> Written request: In the forum thread below about Macs and Windows, reproduce everything from "I still need" down to "i7 upgrade options." word for word.

If money really wasnt a problem....Mac just for the cool factor...but i still have to have windows as well


----------



## azariah007 (Sep 8, 2009)

I'm afraid your your right I love Mac OS X because it leaves the Windows task-bar behind I've never really found it usable although with Windows 7 they seem to have solved a lot of the issues I had but still for me the Macs still win when it comes to the functionality and if you really need it you can setup it's bar hanging down from the top to compensate for what your missing in Windows.

But it still comes down to the fact that for those of us making the switch to the Mac from a PC we still need Windows in some form or other. If you were adventurous for your first PC you would have no problem running just a Mac. But there's still that IF.

Macs are still great though one of my uncles has just bought an iMac he has been waiting to buy one for years and now he reckons it's great but I still will want to keep those old programs still.

The two current virtualization programs for the mac allow seamless integration of windows programs so one could use windows XP but if there's a program made 2 years from now that a selfish developer refuses to make for the mac market and you really really want/need that software your going to have to update your windows version. On the other hand one would hope that we would see a decrease in such attitudes as we go on. Linux hardware drivers are a good example there almost on par with windows drivers now so hopefully on the mac and linux front we'll start seeing some parity but in the mean time. What to do?

I still need this question answered please!

My sticking point is what are the power capabilities of the GPU's in the iMac's specifically the 27" with the i7 upgrade options.


----------



## aka Brett (Nov 25, 2008)

> Dataset section:
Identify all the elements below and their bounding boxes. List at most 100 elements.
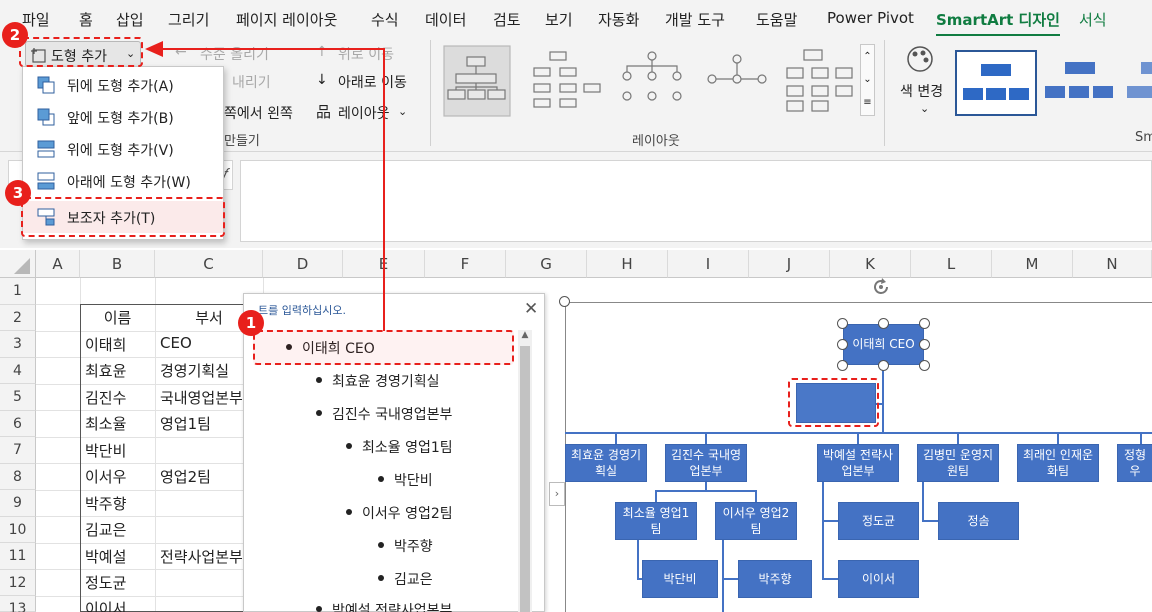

> Solution to this exercise:
I still need this question answered please!

My sticking point is what are the power capabilities of the GPU's in the iMac's specifically the 27" with the i7 upgrade options.